* START ROWS *
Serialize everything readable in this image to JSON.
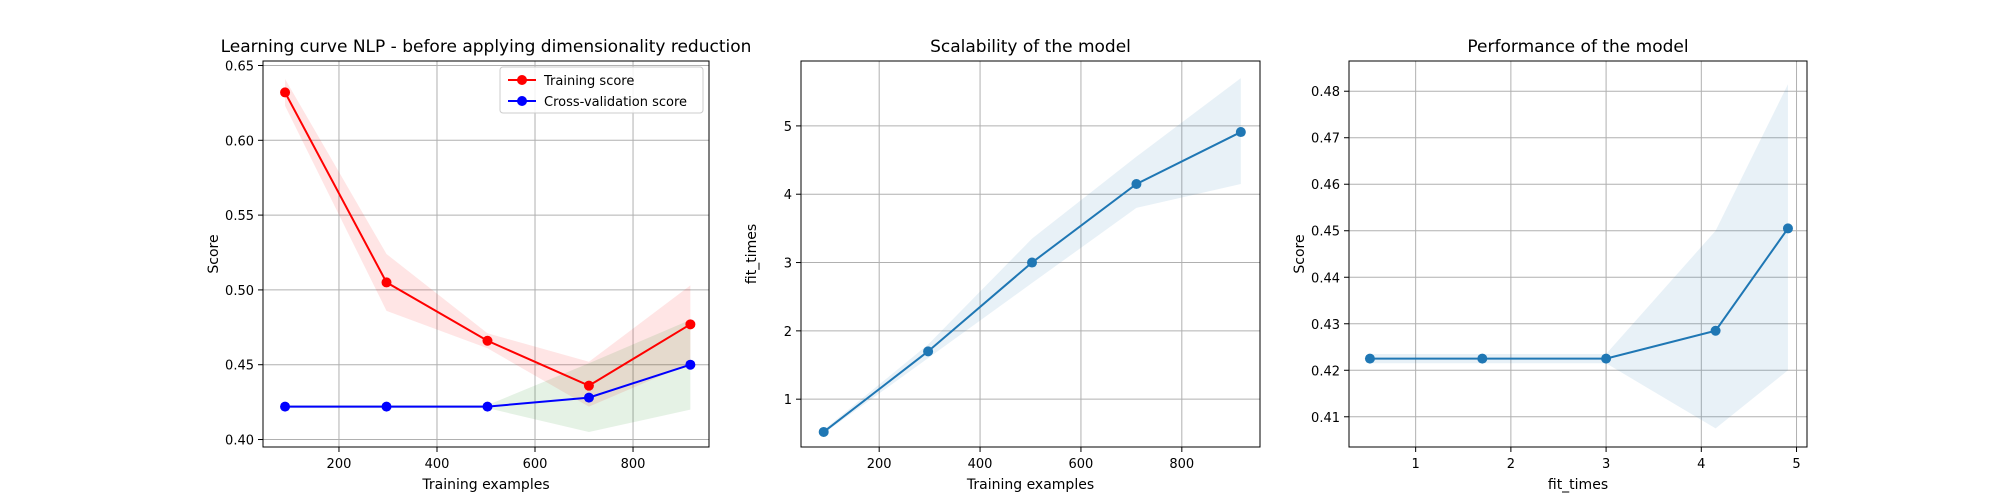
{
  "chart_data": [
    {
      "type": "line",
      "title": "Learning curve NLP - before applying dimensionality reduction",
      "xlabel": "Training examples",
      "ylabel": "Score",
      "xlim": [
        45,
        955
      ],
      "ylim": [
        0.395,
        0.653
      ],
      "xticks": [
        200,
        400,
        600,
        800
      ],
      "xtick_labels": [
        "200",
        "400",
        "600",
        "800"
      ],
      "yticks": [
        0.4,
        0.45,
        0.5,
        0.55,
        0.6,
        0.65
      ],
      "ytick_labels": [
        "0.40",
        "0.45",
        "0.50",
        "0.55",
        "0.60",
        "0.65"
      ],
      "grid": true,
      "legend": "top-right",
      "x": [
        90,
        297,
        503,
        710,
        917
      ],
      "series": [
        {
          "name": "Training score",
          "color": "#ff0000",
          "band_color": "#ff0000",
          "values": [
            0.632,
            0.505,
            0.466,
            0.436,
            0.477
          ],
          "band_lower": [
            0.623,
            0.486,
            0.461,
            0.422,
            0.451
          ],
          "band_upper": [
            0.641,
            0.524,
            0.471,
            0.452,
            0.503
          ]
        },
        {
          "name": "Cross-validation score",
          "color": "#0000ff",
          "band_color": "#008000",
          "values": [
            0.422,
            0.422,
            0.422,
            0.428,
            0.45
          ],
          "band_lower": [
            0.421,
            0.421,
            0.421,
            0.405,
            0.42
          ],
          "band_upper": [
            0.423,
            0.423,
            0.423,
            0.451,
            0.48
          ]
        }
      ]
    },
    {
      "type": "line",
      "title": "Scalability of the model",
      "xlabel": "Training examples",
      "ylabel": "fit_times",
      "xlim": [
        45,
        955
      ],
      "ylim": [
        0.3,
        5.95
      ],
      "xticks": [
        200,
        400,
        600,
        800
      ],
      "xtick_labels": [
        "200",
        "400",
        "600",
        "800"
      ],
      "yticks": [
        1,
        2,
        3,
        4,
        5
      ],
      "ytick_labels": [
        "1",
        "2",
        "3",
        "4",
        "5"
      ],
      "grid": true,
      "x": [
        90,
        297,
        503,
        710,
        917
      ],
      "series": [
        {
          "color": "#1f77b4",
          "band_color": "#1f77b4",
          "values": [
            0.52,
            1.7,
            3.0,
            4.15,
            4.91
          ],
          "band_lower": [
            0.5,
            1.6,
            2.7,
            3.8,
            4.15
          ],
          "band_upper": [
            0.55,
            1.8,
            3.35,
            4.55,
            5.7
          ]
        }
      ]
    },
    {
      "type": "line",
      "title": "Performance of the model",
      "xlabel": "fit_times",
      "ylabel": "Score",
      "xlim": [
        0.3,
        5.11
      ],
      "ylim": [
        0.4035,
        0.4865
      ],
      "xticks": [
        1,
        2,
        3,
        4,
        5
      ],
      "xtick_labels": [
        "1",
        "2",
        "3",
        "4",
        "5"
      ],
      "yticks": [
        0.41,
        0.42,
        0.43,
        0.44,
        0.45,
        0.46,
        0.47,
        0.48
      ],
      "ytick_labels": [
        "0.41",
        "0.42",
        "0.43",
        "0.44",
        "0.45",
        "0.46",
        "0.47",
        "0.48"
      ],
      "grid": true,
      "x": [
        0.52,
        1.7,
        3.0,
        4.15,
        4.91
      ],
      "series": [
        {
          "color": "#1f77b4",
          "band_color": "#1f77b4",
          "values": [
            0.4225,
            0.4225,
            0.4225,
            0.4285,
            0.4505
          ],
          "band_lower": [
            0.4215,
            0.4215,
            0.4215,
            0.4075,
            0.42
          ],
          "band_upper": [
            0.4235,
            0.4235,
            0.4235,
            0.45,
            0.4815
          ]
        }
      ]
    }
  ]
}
* END ROWS *
* **JOB**: Reproduce every record above exactly, but leave out the pictures.

* **SOLUTION FOR THIS PROBLEM**:
Serialize everything readable in this image to JSON.
{
  "chart_data": [
    {
      "type": "line",
      "title": "Learning curve NLP - before applying dimensionality reduction",
      "xlabel": "Training examples",
      "ylabel": "Score",
      "xlim": [
        45,
        955
      ],
      "ylim": [
        0.395,
        0.653
      ],
      "xticks": [
        200,
        400,
        600,
        800
      ],
      "xtick_labels": [
        "200",
        "400",
        "600",
        "800"
      ],
      "yticks": [
        0.4,
        0.45,
        0.5,
        0.55,
        0.6,
        0.65
      ],
      "ytick_labels": [
        "0.40",
        "0.45",
        "0.50",
        "0.55",
        "0.60",
        "0.65"
      ],
      "grid": true,
      "legend": "top-right",
      "x": [
        90,
        297,
        503,
        710,
        917
      ],
      "series": [
        {
          "name": "Training score",
          "color": "#ff0000",
          "band_color": "#ff0000",
          "values": [
            0.632,
            0.505,
            0.466,
            0.436,
            0.477
          ],
          "band_lower": [
            0.623,
            0.486,
            0.461,
            0.422,
            0.451
          ],
          "band_upper": [
            0.641,
            0.524,
            0.471,
            0.452,
            0.503
          ]
        },
        {
          "name": "Cross-validation score",
          "color": "#0000ff",
          "band_color": "#008000",
          "values": [
            0.422,
            0.422,
            0.422,
            0.428,
            0.45
          ],
          "band_lower": [
            0.421,
            0.421,
            0.421,
            0.405,
            0.42
          ],
          "band_upper": [
            0.423,
            0.423,
            0.423,
            0.451,
            0.48
          ]
        }
      ]
    },
    {
      "type": "line",
      "title": "Scalability of the model",
      "xlabel": "Training examples",
      "ylabel": "fit_times",
      "xlim": [
        45,
        955
      ],
      "ylim": [
        0.3,
        5.95
      ],
      "xticks": [
        200,
        400,
        600,
        800
      ],
      "xtick_labels": [
        "200",
        "400",
        "600",
        "800"
      ],
      "yticks": [
        1,
        2,
        3,
        4,
        5
      ],
      "ytick_labels": [
        "1",
        "2",
        "3",
        "4",
        "5"
      ],
      "grid": true,
      "x": [
        90,
        297,
        503,
        710,
        917
      ],
      "series": [
        {
          "color": "#1f77b4",
          "band_color": "#1f77b4",
          "values": [
            0.52,
            1.7,
            3.0,
            4.15,
            4.91
          ],
          "band_lower": [
            0.5,
            1.6,
            2.7,
            3.8,
            4.15
          ],
          "band_upper": [
            0.55,
            1.8,
            3.35,
            4.55,
            5.7
          ]
        }
      ]
    },
    {
      "type": "line",
      "title": "Performance of the model",
      "xlabel": "fit_times",
      "ylabel": "Score",
      "xlim": [
        0.3,
        5.11
      ],
      "ylim": [
        0.4035,
        0.4865
      ],
      "xticks": [
        1,
        2,
        3,
        4,
        5
      ],
      "xtick_labels": [
        "1",
        "2",
        "3",
        "4",
        "5"
      ],
      "yticks": [
        0.41,
        0.42,
        0.43,
        0.44,
        0.45,
        0.46,
        0.47,
        0.48
      ],
      "ytick_labels": [
        "0.41",
        "0.42",
        "0.43",
        "0.44",
        "0.45",
        "0.46",
        "0.47",
        "0.48"
      ],
      "grid": true,
      "x": [
        0.52,
        1.7,
        3.0,
        4.15,
        4.91
      ],
      "series": [
        {
          "color": "#1f77b4",
          "band_color": "#1f77b4",
          "values": [
            0.4225,
            0.4225,
            0.4225,
            0.4285,
            0.4505
          ],
          "band_lower": [
            0.4215,
            0.4215,
            0.4215,
            0.4075,
            0.42
          ],
          "band_upper": [
            0.4235,
            0.4235,
            0.4235,
            0.45,
            0.4815
          ]
        }
      ]
    }
  ]
}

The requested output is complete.